WHAT TO PRODUCE
Change every "share-button" in the records below to "forward-button", and give back all the other lines unchanged. Leave the pictures out.

[Element-and-box listings]
****************************************

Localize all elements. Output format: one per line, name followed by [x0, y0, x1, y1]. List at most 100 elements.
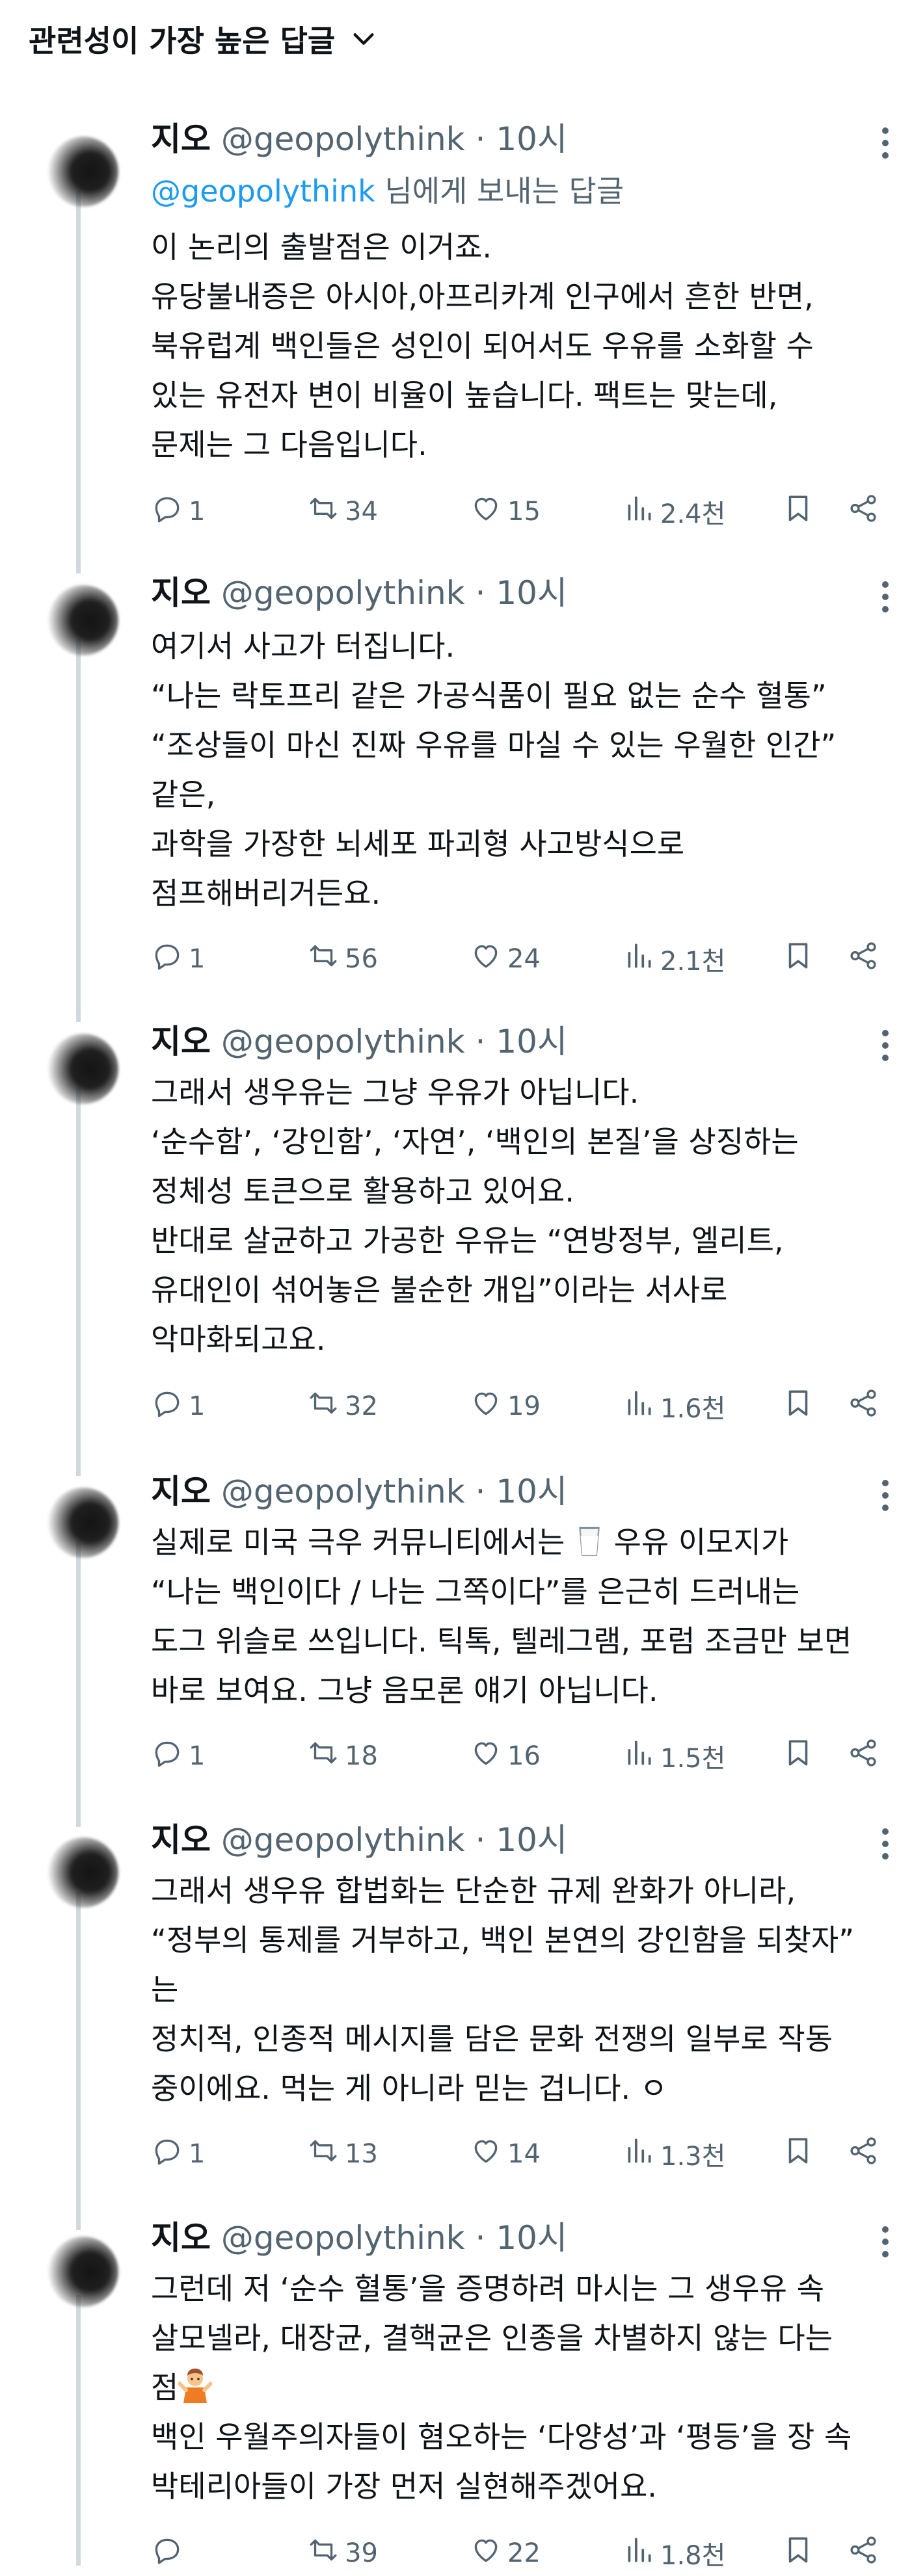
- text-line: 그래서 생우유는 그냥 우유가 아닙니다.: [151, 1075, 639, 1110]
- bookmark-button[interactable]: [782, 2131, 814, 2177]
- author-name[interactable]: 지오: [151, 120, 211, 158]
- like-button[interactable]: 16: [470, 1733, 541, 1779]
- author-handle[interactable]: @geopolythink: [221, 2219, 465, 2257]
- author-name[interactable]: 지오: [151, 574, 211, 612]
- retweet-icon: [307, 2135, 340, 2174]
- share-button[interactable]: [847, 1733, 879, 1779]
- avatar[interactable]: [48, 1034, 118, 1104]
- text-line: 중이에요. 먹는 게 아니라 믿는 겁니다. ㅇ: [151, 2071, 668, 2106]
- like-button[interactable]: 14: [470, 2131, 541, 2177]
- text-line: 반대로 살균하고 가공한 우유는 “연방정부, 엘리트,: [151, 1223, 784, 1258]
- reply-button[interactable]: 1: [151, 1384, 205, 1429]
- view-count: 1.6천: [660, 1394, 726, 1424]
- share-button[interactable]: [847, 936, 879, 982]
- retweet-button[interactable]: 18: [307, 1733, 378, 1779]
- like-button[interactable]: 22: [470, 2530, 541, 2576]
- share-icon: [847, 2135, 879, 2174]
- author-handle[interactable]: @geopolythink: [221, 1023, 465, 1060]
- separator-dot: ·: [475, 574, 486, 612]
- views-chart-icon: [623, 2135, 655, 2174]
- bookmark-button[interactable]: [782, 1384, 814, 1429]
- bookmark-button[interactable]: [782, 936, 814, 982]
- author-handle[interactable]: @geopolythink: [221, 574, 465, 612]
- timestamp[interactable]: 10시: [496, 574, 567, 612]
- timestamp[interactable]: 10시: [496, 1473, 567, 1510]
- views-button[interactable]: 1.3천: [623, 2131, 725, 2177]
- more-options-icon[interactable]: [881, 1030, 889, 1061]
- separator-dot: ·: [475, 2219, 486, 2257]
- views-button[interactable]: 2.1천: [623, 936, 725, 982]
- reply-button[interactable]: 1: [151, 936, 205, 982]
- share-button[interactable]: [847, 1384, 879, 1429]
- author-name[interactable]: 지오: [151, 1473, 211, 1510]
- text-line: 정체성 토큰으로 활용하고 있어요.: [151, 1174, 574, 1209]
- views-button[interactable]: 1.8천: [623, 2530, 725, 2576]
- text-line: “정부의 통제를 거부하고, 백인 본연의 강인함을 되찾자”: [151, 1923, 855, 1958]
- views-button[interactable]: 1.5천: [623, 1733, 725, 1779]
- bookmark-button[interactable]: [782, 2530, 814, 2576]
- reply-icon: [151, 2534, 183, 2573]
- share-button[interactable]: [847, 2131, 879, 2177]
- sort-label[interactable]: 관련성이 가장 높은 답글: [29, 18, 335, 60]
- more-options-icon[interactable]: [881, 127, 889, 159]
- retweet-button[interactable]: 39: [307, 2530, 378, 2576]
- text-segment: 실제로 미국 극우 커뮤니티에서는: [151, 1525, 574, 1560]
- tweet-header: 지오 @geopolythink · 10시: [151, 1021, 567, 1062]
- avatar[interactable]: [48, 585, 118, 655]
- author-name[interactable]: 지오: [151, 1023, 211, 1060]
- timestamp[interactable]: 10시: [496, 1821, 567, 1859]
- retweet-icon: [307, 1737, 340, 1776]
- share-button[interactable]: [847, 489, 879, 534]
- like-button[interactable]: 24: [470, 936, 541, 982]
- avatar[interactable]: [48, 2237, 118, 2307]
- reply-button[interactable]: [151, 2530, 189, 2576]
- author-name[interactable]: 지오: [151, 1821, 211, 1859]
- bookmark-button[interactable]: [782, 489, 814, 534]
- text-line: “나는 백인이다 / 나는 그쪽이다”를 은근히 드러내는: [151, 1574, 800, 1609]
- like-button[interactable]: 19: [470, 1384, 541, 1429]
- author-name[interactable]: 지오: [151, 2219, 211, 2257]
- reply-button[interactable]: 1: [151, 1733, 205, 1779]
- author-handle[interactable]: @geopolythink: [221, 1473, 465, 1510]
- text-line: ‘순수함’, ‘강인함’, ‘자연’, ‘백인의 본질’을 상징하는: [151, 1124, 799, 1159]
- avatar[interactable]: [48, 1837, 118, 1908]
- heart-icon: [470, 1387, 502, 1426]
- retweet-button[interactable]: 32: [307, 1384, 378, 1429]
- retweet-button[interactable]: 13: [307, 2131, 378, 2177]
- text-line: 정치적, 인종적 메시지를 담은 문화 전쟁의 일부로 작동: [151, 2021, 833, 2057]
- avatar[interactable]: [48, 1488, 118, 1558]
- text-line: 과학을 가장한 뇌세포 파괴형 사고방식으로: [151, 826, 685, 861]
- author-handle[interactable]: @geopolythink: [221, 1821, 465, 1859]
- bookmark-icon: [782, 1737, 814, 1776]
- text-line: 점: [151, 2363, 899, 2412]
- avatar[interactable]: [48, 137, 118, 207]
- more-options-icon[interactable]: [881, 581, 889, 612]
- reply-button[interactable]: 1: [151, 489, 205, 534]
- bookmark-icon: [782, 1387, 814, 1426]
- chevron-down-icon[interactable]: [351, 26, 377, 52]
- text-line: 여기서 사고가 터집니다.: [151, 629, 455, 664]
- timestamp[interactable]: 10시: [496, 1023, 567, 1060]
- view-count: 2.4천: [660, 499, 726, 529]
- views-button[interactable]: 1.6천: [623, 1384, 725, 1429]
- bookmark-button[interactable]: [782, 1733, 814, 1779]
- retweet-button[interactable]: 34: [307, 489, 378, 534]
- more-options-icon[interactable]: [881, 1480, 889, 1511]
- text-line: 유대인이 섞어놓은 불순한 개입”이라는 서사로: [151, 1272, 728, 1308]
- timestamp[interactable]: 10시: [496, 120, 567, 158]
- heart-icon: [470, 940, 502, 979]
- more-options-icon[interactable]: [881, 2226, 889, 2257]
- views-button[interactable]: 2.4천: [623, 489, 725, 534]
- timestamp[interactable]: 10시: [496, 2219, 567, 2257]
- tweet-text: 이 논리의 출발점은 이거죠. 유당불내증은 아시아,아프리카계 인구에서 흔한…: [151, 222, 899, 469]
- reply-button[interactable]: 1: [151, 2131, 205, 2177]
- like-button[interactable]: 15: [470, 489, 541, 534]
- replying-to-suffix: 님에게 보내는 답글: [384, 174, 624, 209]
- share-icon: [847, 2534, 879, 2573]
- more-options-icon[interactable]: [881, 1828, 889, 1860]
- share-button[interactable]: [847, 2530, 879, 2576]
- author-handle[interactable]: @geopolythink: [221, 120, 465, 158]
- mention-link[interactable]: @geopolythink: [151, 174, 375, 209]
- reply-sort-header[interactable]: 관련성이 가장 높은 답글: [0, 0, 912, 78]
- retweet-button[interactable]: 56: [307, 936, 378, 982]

****************************************

SOLUTION TO THE EXERCISE
Localize all elements. Output format: one per line, name followed by [x0, y0, x1, y1]. List at most 100 elements.
- text-line: 그래서 생우유는 그냥 우유가 아닙니다.: [151, 1075, 639, 1110]
- bookmark-button[interactable]: [782, 2131, 814, 2177]
- author-name[interactable]: 지오: [151, 120, 211, 158]
- like-button[interactable]: 16: [470, 1733, 541, 1779]
- author-handle[interactable]: @geopolythink: [221, 2219, 465, 2257]
- author-name[interactable]: 지오: [151, 574, 211, 612]
- retweet-icon: [307, 2135, 340, 2174]
- forward-button[interactable]: [847, 1733, 879, 1779]
- avatar[interactable]: [48, 1034, 118, 1104]
- text-line: 중이에요. 먹는 게 아니라 믿는 겁니다. ㅇ: [151, 2071, 668, 2106]
- like-button[interactable]: 14: [470, 2131, 541, 2177]
- text-line: 반대로 살균하고 가공한 우유는 “연방정부, 엘리트,: [151, 1223, 784, 1258]
- reply-button[interactable]: 1: [151, 1384, 205, 1429]
- view-count: 1.6천: [660, 1394, 726, 1424]
- forward-button[interactable]: [847, 936, 879, 982]
- retweet-button[interactable]: 18: [307, 1733, 378, 1779]
- like-button[interactable]: 22: [470, 2530, 541, 2576]
- share-icon: [847, 2135, 879, 2174]
- author-handle[interactable]: @geopolythink: [221, 1023, 465, 1060]
- separator-dot: ·: [475, 574, 486, 612]
- views-chart-icon: [623, 2135, 655, 2174]
- bookmark-button[interactable]: [782, 1384, 814, 1429]
- bookmark-button[interactable]: [782, 936, 814, 982]
- author-handle[interactable]: @geopolythink: [221, 574, 465, 612]
- timestamp[interactable]: 10시: [496, 574, 567, 612]
- timestamp[interactable]: 10시: [496, 1473, 567, 1510]
- views-button[interactable]: 1.3천: [623, 2131, 725, 2177]
- more-options-icon[interactable]: [881, 1030, 889, 1061]
- separator-dot: ·: [475, 2219, 486, 2257]
- views-button[interactable]: 2.1천: [623, 936, 725, 982]
- reply-button[interactable]: 1: [151, 936, 205, 982]
- forward-button[interactable]: [847, 1384, 879, 1429]
- author-name[interactable]: 지오: [151, 1473, 211, 1510]
- text-line: 정체성 토큰으로 활용하고 있어요.: [151, 1174, 574, 1209]
- views-button[interactable]: 1.8천: [623, 2530, 725, 2576]
- text-line: “정부의 통제를 거부하고, 백인 본연의 강인함을 되찾자”: [151, 1923, 855, 1958]
- views-button[interactable]: 1.5천: [623, 1733, 725, 1779]
- bookmark-button[interactable]: [782, 2530, 814, 2576]
- reply-icon: [151, 2534, 183, 2573]
- forward-button[interactable]: [847, 2131, 879, 2177]
- sort-label[interactable]: 관련성이 가장 높은 답글: [29, 18, 335, 60]
- more-options-icon[interactable]: [881, 127, 889, 159]
- retweet-button[interactable]: 39: [307, 2530, 378, 2576]
- text-segment: 실제로 미국 극우 커뮤니티에서는: [151, 1525, 574, 1560]
- tweet-header: 지오 @geopolythink · 10시: [151, 1021, 567, 1062]
- avatar[interactable]: [48, 585, 118, 655]
- author-name[interactable]: 지오: [151, 1023, 211, 1060]
- timestamp[interactable]: 10시: [496, 1821, 567, 1859]
- retweet-icon: [307, 1737, 340, 1776]
- forward-button[interactable]: [847, 489, 879, 534]
- like-button[interactable]: 24: [470, 936, 541, 982]
- avatar[interactable]: [48, 2237, 118, 2307]
- reply-button[interactable]: [151, 2530, 189, 2576]
- author-name[interactable]: 지오: [151, 1821, 211, 1859]
- bookmark-button[interactable]: [782, 489, 814, 534]
- text-line: “나는 백인이다 / 나는 그쪽이다”를 은근히 드러내는: [151, 1574, 800, 1609]
- like-button[interactable]: 19: [470, 1384, 541, 1429]
- author-name[interactable]: 지오: [151, 2219, 211, 2257]
- reply-button[interactable]: 1: [151, 1733, 205, 1779]
- author-handle[interactable]: @geopolythink: [221, 1473, 465, 1510]
- text-line: ‘순수함’, ‘강인함’, ‘자연’, ‘백인의 본질’을 상징하는: [151, 1124, 799, 1159]
- avatar[interactable]: [48, 1837, 118, 1908]
- heart-icon: [470, 1387, 502, 1426]
- retweet-button[interactable]: 32: [307, 1384, 378, 1429]
- retweet-button[interactable]: 13: [307, 2131, 378, 2177]
- text-line: 정치적, 인종적 메시지를 담은 문화 전쟁의 일부로 작동: [151, 2021, 833, 2057]
- avatar[interactable]: [48, 1488, 118, 1558]
- text-line: 과학을 가장한 뇌세포 파괴형 사고방식으로: [151, 826, 685, 861]
- author-handle[interactable]: @geopolythink: [221, 1821, 465, 1859]
- bookmark-icon: [782, 1737, 814, 1776]
- text-line: 점: [151, 2363, 899, 2412]
- avatar[interactable]: [48, 137, 118, 207]
- more-options-icon[interactable]: [881, 581, 889, 612]
- reply-button[interactable]: 1: [151, 489, 205, 534]
- bookmark-icon: [782, 1387, 814, 1426]
- chevron-down-icon[interactable]: [351, 26, 377, 52]
- text-line: 여기서 사고가 터집니다.: [151, 629, 455, 664]
- timestamp[interactable]: 10시: [496, 1023, 567, 1060]
- view-count: 2.4천: [660, 499, 726, 529]
- views-button[interactable]: 1.6천: [623, 1384, 725, 1429]
- bookmark-button[interactable]: [782, 1733, 814, 1779]
- retweet-button[interactable]: 34: [307, 489, 378, 534]
- more-options-icon[interactable]: [881, 1480, 889, 1511]
- text-line: 유대인이 섞어놓은 불순한 개입”이라는 서사로: [151, 1272, 728, 1308]
- timestamp[interactable]: 10시: [496, 120, 567, 158]
- heart-icon: [470, 940, 502, 979]
- more-options-icon[interactable]: [881, 2226, 889, 2257]
- views-button[interactable]: 2.4천: [623, 489, 725, 534]
- timestamp[interactable]: 10시: [496, 2219, 567, 2257]
- tweet-text: 이 논리의 출발점은 이거죠. 유당불내증은 아시아,아프리카계 인구에서 흔한…: [151, 222, 899, 469]
- reply-button[interactable]: 1: [151, 2131, 205, 2177]
- like-button[interactable]: 15: [470, 489, 541, 534]
- replying-to-suffix: 님에게 보내는 답글: [384, 174, 624, 209]
- share-icon: [847, 2534, 879, 2573]
- more-options-icon[interactable]: [881, 1828, 889, 1860]
- forward-button[interactable]: [847, 2530, 879, 2576]
- author-handle[interactable]: @geopolythink: [221, 120, 465, 158]
- mention-link[interactable]: @geopolythink: [151, 174, 375, 209]
- reply-sort-header[interactable]: 관련성이 가장 높은 답글: [0, 0, 912, 78]
- retweet-button[interactable]: 56: [307, 936, 378, 982]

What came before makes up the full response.